* [GOAL OF THE EXERCISE] Every line that includes the word "الطواف" is to be listed.

* [INPUT]
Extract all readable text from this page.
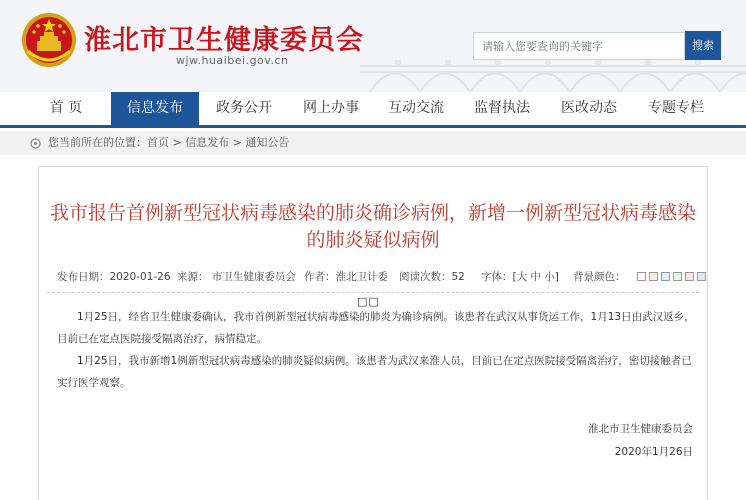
淮北市卫生健康委员会
wjw.huaibei.gov.cn
请输入您要查询的关键字
搜索
首 页	信息发布	政务公开	网上办事	互动交流	监督执法	医改动态	专题专栏
您当前所在的位置：首页 > 信息发布 > 通知公告
我市报告首例新型冠状病毒感染的肺炎确诊病例，新增一例新型冠状病毒感染的肺炎疑似病例
发布日期：2020-01-26 来源： 市卫生健康委员会 作者：淮北卫计委 阅读次数：52 字体：[大 中 小] 背景颜色：
□□
1月25日，经省卫生健康委确认，我市首例新型冠状病毒感染的肺炎为确诊病例。该患者在武汉从事货运工作，1月13日由武汉返乡，目前已在定点医院接受隔离治疗，病情稳定。
1月25日，我市新增1例新型冠状病毒感染的肺炎疑似病例。该患者为武汉来淮人员，目前已在定点医院接受隔离治疗，密切接触者已实行医学观察。
淮北市卫生健康委员会
2020年1月26日
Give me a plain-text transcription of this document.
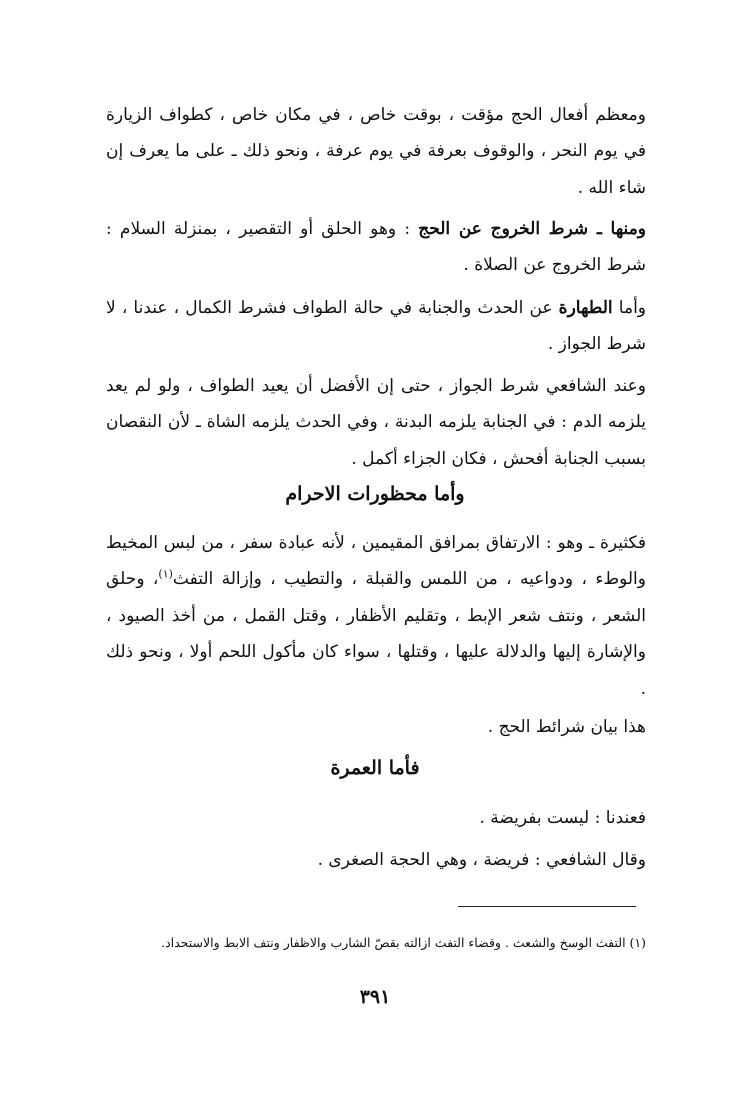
ومعظم أفعال الحج مؤقت ، بوقت خاص ، في مكان خاص ، كطواف الزيارة في يوم النحر ، والوقوف بعرفة في يوم عرفة ، ونحو ذلك ـ على ما يعرف إن شاء الله .

ومنها ـ شرط الخروج عن الحج : وهو الحلق أو التقصير ، بمنزلة السلام : شرط الخروج عن الصلاة .

وأما الطهارة عن الحدث والجنابة في حالة الطواف فشرط الكمال ، عندنا ، لا شرط الجواز .

وعند الشافعي شرط الجواز ، حتى إن الأفضل أن يعيد الطواف ، ولو لم يعد يلزمه الدم : في الجنابة يلزمه البدنة ، وفي الحدث يلزمه الشاة ـ لأن النقصان بسبب الجنابة أفحش ، فكان الجزاء أكمل .

وأما محظورات الاحرام

فكثيرة ـ وهو : الارتفاق بمرافق المقيمين ، لأنه عبادة سفر ، من لبس المخيط والوطء ، ودواعيه ، من اللمس والقبلة ، والتطيب ، وإزالة التفث$^{(١)}$، وحلق الشعر ، ونتف شعر الإبط ، وتقليم الأظفار ، وقتل القمل ، من أخذ الصيود ، والإشارة إليها والدلالة عليها ، وقتلها ، سواء كان مأكول اللحم أولا ، ونحو ذلك .

هذا بيان شرائط الحج .

فأما العمرة

فعندنا : ليست بفريضة .

وقال الشافعي : فريضة ، وهي الحجة الصغرى .

(١) التفث الوسخ والشعث . وقضاء التفث ازالته بقصّ الشارب والاظفار ونتف الابط والاستحداد.
٣٩١
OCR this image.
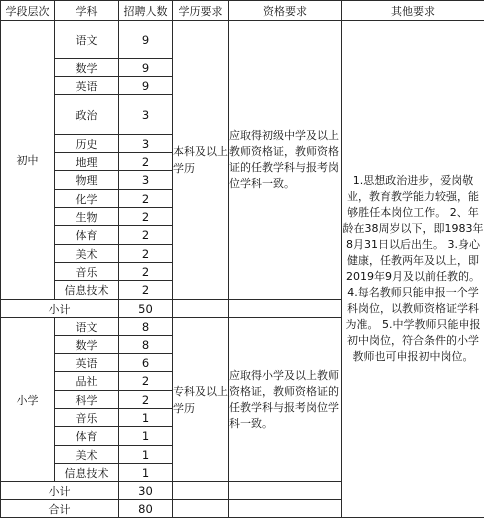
学段层次	学科	招聘人数	学历要求	资格要求	其他要求
初中	语文	9	本科及以上学历	应取得初级中学及以上教师资格证，教师资格证的任教学科与报考岗位学科一致。	1.思想政治进步，爱岗敬业，教育教学能力较强，能够胜任本岗位工作。 2、年龄在38周岁以下，即1983年8月31日以后出生。 3.身心健康，任教两年及以上，即2019年9月及以前任教的。 4.每名教师只能申报一个学科岗位，以教师资格证学科为准。 5.中学教师只能申报初中岗位，符合条件的小学教师也可申报初中岗位。
	数学	9			
	英语	9			
	政治	3			
	历史	3			
	地理	2			
	物理	3			
	化学	2			
	生物	2			
	体育	2			
	美术	2			
	音乐	2			
	信息技术	2			
小计		50			
小学	语文	8	专科及以上学历	应取得小学及以上教师资格证，教师资格证的任教学科与报考岗位学科一致。	
	数学	8			
	英语	6			
	品社	2			
	科学	2			
	音乐	1			
	体育	1			
	美术	1			
	信息技术	1			
小计		30			
合计		80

* [RESPONSE TO THE EXERCISE]
وأما الطهارة عن الحدث والجنابة في حالة الطواف فشرط الكمال ، عندنا ، لا شرط الجواز .
وعند الشافعي شرط الجواز ، حتى إن الأفضل أن يعيد الطواف ، ولو لم يعد يلزمه الدم : في الجنابة يلزمه البدنة ، وفي الحدث يلزمه الشاة ـ لأن النقصان بسبب الجنابة أفحش ، فكان الجزاء أكمل .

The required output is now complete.